Problem to solve. A faithful copy is required. Print each line of the data exactly and omit the pictures.

(Transcript entries for document pages)
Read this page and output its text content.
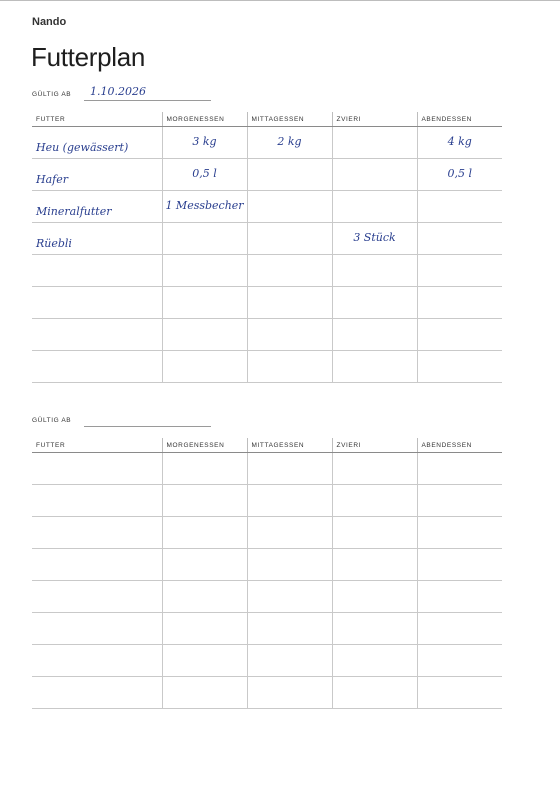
Nando
Futterplan
GÜLTIG AB 1.10.2026
FUTTER	MORGENESSEN	MITTAGESSEN	ZVIERI	ABENDESSEN
$_{Heu (gewässert)}$	3 kg	2 kg		4 kg
$_{Hafer}$	0,5 l			0,5 l
$_{Mineralfutter}$	1 Messbecher			
$_{Rüebli}$			3 Stück	

GÜLTIG AB
FUTTER	MORGENESSEN	MITTAGESSEN	ZVIERI	ABENDESSEN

Solution to this task.
Read this page and output its text content.
Nando
Futterplan
GÜLTIG AB 1.10.2026
FUTTER	MORGENESSEN	MITTAGESSEN	ZVIERI	ABENDESSEN
$_{Heu (gewässert)}$	3 kg	2 kg		4 kg
$_{Hafer}$	0,5 l			0,5 l
$_{Mineralfutter}$	1 Messbecher			
$_{Rüebli}$			3 Stück	

GÜLTIG AB
FUTTER	MORGENESSEN	MITTAGESSEN	ZVIERI	ABENDESSEN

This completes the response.